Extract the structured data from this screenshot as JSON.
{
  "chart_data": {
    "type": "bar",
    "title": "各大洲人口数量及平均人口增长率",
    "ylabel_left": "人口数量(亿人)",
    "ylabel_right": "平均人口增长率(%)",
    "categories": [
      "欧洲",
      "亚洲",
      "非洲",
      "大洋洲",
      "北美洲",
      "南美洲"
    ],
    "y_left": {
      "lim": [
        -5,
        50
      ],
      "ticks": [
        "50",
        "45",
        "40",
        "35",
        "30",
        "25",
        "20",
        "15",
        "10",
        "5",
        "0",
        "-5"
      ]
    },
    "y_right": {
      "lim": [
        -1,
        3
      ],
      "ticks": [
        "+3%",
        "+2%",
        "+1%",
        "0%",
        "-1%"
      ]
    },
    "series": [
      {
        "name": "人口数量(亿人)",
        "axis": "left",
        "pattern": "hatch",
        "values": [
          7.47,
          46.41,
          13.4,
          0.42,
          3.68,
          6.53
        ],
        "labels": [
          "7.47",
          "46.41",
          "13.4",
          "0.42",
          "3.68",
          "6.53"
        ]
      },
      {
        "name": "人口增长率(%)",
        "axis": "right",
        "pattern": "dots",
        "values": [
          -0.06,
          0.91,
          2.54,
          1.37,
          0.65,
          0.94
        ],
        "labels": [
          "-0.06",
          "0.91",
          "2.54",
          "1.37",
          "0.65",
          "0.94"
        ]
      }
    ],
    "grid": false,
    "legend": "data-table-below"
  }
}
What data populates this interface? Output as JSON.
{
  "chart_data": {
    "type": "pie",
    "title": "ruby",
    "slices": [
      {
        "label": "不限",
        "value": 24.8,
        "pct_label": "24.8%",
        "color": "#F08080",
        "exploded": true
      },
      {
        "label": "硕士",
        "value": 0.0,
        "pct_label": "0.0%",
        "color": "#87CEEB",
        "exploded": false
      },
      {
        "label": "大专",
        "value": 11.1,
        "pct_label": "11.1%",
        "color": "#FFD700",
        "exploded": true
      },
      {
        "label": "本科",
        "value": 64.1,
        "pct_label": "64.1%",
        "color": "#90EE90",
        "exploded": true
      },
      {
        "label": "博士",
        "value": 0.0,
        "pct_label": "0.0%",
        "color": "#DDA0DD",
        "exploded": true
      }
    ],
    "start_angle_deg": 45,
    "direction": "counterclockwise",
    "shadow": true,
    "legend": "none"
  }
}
------------
**Short exercise:**
Identify all lines where the word "legend" shows up. Copy them.

**Response for this exercise:**
    "legend": "data-table-below"
    "legend": "none"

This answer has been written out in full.